* _YOUR OBJECTIVE_:
Identify every line in the records below that contains the word "title", and reproduce each one.

* _INPUT DATA_:
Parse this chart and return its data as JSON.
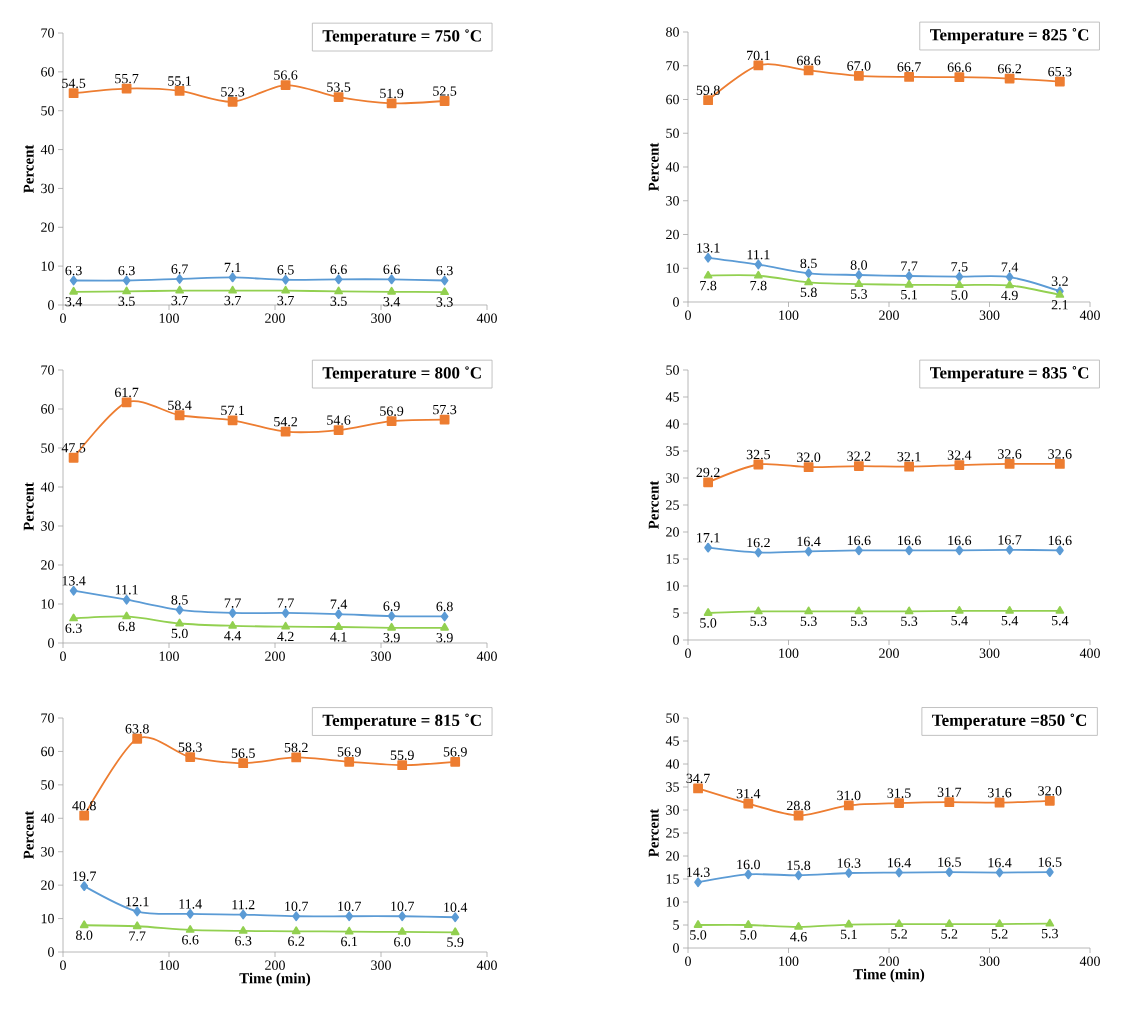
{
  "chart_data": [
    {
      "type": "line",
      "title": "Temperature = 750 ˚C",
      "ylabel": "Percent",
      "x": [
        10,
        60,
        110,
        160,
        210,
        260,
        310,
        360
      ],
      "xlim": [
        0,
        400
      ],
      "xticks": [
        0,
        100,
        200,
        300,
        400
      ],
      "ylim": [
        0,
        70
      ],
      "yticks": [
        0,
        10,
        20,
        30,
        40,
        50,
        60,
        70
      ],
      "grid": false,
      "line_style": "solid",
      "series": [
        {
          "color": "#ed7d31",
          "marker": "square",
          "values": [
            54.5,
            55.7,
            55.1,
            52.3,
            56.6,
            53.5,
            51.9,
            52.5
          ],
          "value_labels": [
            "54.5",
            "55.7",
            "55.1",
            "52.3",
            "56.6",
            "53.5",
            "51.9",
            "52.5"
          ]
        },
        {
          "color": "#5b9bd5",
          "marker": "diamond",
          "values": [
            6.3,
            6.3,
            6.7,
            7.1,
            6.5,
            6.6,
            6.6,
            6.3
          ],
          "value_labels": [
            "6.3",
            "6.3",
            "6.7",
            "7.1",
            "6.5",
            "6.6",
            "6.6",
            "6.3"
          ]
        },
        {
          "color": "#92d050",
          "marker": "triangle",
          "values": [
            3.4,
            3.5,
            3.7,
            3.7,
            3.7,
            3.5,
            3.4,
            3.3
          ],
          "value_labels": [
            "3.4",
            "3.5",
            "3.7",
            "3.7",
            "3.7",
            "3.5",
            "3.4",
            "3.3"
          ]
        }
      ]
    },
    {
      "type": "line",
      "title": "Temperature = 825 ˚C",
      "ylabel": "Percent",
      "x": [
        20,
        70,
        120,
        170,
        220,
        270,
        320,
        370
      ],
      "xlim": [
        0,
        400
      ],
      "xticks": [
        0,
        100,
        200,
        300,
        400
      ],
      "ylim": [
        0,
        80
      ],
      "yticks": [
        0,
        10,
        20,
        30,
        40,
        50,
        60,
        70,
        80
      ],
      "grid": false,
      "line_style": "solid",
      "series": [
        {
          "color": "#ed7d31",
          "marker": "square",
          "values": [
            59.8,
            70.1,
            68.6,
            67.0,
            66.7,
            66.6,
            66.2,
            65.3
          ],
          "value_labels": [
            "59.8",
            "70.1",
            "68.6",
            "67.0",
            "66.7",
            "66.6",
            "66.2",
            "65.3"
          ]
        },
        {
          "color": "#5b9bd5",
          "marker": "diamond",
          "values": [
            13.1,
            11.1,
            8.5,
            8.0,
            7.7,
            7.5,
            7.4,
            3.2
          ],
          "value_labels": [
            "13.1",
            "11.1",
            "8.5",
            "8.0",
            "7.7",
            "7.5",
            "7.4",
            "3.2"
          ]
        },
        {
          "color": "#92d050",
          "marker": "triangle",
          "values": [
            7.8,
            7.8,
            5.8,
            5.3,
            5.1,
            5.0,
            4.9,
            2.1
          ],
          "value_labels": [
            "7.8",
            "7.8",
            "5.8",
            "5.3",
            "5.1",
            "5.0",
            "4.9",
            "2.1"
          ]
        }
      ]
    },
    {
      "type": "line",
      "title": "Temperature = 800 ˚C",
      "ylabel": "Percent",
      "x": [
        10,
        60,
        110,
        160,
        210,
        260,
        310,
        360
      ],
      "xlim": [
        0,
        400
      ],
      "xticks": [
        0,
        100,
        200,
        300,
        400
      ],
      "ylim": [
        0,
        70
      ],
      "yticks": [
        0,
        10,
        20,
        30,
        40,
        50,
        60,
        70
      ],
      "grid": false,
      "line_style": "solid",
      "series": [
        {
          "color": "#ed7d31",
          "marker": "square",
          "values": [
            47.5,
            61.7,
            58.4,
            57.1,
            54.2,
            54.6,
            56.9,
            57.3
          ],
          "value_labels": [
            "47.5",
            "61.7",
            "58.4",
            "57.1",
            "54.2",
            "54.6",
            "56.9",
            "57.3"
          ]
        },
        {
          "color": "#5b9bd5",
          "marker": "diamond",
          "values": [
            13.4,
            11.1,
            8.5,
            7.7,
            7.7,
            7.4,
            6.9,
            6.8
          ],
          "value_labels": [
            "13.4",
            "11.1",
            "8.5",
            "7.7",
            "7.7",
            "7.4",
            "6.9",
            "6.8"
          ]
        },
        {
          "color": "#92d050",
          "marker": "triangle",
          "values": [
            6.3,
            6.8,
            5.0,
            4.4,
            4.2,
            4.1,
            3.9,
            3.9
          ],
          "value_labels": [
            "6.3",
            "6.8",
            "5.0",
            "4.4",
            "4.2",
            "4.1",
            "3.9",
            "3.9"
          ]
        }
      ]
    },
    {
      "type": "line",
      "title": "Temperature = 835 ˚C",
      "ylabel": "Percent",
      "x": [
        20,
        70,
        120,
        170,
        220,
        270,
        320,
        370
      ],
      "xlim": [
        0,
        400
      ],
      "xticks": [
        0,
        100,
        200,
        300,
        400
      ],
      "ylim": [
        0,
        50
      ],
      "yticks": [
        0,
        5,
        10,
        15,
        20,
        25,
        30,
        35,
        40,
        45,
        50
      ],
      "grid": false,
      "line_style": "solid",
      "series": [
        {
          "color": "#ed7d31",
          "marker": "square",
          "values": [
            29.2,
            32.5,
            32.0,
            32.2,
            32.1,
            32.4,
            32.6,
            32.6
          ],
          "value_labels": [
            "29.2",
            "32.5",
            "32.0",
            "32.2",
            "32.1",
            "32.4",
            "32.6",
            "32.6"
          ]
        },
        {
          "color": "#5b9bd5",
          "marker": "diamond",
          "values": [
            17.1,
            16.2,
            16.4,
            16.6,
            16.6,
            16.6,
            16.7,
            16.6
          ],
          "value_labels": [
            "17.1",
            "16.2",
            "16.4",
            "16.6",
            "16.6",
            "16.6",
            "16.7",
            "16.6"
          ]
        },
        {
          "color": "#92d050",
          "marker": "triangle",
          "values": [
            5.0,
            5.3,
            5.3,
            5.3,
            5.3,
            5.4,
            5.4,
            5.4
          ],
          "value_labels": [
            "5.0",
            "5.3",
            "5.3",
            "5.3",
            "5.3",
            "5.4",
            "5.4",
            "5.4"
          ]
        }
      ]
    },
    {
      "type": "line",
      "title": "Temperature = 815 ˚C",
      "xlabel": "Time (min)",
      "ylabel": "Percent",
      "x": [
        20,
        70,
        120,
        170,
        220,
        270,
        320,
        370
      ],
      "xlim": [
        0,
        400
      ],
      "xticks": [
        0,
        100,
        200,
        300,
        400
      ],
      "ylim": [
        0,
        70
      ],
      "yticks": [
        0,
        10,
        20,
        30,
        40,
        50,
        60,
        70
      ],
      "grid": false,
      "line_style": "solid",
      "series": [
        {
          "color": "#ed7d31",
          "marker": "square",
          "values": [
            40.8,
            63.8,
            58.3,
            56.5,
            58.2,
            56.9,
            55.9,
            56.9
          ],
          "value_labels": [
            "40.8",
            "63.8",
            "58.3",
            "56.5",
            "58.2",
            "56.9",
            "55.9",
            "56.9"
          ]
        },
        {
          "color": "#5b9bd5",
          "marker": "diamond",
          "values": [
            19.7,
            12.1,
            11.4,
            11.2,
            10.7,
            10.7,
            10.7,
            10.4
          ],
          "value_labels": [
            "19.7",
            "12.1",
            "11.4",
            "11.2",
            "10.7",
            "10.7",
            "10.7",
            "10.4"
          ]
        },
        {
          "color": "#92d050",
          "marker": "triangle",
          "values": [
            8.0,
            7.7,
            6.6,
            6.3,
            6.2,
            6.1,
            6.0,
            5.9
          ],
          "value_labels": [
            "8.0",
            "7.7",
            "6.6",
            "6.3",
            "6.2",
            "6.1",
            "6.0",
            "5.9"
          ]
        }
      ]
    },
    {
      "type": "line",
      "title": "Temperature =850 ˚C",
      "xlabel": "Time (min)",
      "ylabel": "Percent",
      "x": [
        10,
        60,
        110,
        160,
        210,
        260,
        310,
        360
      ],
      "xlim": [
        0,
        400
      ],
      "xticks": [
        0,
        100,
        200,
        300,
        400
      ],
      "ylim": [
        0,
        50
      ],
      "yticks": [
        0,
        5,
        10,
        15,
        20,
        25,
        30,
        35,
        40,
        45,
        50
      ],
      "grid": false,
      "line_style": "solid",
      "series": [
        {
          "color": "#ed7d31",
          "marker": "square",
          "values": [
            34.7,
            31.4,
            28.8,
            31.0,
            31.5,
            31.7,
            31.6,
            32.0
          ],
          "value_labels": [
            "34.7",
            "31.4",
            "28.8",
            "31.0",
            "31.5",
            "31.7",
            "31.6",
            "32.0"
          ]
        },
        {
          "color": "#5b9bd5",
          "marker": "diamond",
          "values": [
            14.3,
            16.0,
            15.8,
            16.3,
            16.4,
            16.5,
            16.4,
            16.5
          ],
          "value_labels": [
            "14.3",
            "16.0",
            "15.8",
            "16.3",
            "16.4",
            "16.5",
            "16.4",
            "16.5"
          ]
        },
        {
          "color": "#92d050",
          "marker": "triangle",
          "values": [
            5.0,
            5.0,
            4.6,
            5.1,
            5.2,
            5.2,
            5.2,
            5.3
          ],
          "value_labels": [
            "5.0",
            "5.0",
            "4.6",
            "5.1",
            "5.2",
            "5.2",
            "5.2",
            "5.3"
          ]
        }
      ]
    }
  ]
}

* _RESPONSE TO THIS EXERCISE_:
      "title": "Temperature = 750 ˚C",
      "title": "Temperature = 825 ˚C",
      "title": "Temperature = 800 ˚C",
      "title": "Temperature = 835 ˚C",
      "title": "Temperature = 815 ˚C",
      "title": "Temperature =850 ˚C",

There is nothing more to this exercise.